Given instruction –
Identify and reproduce every line holding the string "Allemagne".

(Figure dataset records)
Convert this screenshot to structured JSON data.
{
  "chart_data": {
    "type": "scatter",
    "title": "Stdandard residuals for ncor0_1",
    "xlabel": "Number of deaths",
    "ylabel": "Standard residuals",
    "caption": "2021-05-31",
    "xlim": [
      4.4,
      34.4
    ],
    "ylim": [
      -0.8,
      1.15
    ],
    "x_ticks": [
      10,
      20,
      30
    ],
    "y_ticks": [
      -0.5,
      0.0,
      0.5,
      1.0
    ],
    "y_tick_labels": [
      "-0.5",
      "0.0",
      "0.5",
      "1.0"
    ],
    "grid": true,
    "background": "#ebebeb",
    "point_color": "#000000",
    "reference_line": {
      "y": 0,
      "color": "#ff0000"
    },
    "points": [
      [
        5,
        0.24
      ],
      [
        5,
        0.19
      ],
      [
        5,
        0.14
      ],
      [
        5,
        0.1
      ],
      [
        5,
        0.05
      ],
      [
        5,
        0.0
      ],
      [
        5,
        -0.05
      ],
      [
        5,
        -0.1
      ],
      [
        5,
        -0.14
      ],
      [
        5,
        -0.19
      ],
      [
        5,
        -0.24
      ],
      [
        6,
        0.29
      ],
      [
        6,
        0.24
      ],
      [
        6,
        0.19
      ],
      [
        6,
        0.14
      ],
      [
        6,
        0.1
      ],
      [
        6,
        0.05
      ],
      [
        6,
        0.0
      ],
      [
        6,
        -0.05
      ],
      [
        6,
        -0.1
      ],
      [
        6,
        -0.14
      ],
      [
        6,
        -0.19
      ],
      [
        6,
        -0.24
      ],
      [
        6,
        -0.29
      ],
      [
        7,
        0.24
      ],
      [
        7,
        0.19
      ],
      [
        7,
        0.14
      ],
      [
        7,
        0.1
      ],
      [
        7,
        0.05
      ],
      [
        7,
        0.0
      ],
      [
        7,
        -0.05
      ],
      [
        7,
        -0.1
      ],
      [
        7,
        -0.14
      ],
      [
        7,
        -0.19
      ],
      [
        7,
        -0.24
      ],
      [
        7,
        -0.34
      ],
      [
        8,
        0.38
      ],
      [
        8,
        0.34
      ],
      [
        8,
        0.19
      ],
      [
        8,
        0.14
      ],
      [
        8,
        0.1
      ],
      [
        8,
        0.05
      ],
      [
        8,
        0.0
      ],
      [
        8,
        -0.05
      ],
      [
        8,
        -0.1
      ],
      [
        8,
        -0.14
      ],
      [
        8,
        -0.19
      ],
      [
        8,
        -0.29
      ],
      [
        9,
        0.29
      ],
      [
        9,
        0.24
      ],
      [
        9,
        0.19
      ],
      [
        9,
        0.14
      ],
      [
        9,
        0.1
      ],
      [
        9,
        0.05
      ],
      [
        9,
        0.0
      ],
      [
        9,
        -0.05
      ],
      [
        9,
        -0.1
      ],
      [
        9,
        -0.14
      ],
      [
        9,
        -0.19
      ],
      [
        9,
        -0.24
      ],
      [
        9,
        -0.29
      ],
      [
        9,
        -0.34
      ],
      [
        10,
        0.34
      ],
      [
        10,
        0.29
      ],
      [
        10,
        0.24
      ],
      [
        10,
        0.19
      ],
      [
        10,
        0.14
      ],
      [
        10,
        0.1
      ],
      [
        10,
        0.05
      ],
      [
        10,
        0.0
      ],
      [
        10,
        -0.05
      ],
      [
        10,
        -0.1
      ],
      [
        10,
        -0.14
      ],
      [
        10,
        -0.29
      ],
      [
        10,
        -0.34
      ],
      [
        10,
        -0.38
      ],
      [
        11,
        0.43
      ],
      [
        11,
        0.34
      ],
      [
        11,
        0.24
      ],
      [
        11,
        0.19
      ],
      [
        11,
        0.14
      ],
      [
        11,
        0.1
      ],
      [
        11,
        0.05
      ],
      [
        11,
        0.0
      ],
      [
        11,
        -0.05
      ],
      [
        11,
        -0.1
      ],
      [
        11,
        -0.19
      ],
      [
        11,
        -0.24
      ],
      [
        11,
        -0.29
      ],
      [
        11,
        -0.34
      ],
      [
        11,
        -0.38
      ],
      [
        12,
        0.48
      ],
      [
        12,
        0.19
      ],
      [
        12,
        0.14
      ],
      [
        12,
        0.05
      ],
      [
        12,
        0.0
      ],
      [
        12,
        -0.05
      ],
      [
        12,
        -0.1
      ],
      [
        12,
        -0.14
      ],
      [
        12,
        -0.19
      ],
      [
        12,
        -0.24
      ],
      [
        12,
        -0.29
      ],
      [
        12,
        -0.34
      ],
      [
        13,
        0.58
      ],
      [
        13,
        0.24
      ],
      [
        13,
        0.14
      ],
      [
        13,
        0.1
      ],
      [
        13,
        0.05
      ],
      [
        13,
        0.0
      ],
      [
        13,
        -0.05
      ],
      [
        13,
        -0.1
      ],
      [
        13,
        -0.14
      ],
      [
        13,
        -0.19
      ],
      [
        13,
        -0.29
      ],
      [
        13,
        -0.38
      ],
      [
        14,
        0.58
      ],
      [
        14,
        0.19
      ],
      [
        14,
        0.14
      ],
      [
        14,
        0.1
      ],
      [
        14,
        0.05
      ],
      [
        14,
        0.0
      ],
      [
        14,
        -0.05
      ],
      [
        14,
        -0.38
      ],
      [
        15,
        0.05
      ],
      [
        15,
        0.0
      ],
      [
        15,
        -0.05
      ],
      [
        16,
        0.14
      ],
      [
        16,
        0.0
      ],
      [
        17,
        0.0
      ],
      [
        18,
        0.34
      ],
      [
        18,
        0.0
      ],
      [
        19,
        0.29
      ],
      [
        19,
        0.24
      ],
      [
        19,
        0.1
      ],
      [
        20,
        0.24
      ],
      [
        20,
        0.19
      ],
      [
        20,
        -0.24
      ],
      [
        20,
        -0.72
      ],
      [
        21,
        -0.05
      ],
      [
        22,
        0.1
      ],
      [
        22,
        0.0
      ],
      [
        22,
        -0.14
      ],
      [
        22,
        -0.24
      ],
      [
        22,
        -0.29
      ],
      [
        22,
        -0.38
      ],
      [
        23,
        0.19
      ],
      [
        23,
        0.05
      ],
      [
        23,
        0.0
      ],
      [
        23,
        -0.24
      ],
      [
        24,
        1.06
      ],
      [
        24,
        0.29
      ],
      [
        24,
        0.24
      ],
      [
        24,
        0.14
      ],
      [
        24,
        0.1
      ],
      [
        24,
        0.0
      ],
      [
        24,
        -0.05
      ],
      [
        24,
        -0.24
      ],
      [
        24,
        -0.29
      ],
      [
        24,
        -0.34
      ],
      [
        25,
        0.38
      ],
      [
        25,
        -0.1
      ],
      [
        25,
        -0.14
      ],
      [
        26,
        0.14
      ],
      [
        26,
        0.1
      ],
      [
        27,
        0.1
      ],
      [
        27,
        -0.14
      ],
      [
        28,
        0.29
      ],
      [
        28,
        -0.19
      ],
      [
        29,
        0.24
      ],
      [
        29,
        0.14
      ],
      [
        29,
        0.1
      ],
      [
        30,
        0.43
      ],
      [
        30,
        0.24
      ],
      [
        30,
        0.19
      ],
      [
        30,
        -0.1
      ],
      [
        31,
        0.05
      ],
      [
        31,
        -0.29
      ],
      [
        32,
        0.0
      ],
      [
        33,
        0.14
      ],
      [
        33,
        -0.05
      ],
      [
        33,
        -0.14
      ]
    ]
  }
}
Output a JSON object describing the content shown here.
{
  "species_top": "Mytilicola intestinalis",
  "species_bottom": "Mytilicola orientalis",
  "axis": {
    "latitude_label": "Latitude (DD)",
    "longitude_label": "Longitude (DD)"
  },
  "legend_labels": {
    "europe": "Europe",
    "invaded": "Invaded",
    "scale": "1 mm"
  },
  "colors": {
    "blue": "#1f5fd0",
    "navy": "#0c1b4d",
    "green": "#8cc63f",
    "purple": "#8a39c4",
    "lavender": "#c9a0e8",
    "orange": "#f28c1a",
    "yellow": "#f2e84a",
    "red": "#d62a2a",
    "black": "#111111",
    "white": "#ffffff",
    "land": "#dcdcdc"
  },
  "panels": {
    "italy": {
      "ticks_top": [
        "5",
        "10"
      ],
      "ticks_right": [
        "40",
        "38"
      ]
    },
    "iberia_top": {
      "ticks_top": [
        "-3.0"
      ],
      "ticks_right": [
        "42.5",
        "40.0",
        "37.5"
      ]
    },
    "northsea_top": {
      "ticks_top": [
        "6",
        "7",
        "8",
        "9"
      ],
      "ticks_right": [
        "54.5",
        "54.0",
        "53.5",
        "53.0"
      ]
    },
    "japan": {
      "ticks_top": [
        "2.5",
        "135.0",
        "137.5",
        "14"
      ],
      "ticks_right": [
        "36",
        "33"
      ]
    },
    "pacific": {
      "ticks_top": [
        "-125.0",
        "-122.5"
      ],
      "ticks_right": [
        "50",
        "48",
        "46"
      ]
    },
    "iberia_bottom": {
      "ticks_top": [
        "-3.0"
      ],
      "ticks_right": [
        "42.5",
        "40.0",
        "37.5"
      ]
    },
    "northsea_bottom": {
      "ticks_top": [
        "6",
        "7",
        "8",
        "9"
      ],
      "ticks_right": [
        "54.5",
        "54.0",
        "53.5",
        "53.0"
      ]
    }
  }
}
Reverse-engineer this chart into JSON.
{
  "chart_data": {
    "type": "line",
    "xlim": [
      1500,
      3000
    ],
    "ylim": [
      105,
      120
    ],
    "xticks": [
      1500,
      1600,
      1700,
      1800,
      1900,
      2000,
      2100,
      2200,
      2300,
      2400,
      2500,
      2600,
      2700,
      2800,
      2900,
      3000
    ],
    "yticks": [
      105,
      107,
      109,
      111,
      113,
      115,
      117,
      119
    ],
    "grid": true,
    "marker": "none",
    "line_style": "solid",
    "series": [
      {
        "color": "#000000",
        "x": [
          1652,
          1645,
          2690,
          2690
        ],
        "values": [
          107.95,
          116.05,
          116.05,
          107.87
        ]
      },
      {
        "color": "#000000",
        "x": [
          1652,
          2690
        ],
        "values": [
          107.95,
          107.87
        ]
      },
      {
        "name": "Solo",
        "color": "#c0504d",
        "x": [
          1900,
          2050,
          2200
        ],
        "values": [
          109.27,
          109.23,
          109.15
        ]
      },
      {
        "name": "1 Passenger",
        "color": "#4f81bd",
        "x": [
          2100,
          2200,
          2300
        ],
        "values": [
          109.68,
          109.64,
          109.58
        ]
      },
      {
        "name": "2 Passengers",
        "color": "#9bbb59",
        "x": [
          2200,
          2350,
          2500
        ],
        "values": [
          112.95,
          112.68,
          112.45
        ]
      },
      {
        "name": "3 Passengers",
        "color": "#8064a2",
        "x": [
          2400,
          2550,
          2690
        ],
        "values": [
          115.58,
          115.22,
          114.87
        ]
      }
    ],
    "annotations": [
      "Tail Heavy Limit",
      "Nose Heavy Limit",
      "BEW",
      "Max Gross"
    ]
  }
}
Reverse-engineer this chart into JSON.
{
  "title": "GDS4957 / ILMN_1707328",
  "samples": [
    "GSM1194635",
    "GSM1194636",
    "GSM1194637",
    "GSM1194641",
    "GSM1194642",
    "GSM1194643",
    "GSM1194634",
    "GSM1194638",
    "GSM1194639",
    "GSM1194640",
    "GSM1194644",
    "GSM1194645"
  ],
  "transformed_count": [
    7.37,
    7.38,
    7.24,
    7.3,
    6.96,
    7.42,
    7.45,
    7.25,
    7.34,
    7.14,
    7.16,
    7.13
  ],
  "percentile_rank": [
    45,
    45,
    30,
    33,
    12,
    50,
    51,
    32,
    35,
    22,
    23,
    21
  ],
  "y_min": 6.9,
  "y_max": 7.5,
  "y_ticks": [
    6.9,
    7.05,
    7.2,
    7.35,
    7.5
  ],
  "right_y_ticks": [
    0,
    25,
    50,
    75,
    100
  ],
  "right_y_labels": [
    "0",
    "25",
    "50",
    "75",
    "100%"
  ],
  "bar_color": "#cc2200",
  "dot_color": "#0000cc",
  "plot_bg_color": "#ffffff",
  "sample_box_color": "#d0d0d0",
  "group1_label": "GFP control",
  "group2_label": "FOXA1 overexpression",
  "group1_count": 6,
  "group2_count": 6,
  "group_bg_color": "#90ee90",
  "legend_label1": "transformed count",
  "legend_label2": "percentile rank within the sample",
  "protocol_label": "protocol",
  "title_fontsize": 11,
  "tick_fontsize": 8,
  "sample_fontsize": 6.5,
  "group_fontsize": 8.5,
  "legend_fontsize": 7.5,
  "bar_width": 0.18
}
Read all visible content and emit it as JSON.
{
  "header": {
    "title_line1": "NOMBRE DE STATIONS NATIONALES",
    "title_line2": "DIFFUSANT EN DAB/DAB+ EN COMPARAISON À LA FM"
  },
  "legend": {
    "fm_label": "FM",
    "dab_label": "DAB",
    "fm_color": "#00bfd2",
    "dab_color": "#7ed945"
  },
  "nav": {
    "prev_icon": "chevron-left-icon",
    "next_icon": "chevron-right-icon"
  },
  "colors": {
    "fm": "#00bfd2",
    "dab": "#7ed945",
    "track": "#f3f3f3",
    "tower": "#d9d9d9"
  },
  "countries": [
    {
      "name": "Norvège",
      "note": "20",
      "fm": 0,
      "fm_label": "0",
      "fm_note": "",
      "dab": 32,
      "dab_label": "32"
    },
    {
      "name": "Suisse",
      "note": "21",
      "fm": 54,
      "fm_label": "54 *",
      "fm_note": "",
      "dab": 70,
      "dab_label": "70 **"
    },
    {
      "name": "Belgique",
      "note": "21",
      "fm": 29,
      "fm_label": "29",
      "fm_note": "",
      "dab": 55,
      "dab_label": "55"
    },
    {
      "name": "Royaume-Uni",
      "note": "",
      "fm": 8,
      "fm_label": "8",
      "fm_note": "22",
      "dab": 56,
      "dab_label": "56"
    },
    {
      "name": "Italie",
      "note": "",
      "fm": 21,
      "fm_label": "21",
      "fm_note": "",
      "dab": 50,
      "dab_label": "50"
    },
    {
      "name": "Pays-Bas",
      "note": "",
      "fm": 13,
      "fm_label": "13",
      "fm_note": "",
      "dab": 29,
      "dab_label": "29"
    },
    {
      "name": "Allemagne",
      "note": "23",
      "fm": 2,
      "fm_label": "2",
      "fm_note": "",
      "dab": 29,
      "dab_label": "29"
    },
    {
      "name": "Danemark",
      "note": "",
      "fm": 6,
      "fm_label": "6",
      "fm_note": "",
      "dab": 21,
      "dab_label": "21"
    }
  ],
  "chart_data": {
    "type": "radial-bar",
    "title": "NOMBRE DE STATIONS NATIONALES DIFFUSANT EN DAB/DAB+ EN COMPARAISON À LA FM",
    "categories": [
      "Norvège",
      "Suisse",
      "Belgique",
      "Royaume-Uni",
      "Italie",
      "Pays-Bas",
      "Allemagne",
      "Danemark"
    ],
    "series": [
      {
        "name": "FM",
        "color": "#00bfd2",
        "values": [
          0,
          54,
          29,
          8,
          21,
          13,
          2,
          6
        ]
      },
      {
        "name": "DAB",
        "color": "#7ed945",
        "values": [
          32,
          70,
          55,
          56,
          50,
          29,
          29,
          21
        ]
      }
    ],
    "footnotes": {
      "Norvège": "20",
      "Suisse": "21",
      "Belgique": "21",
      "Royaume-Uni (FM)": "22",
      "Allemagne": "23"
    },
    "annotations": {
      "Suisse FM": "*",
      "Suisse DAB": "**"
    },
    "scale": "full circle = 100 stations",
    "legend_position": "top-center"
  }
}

The result –
      "name": "Allemagne",
      "Allemagne",
      "Allemagne": "23"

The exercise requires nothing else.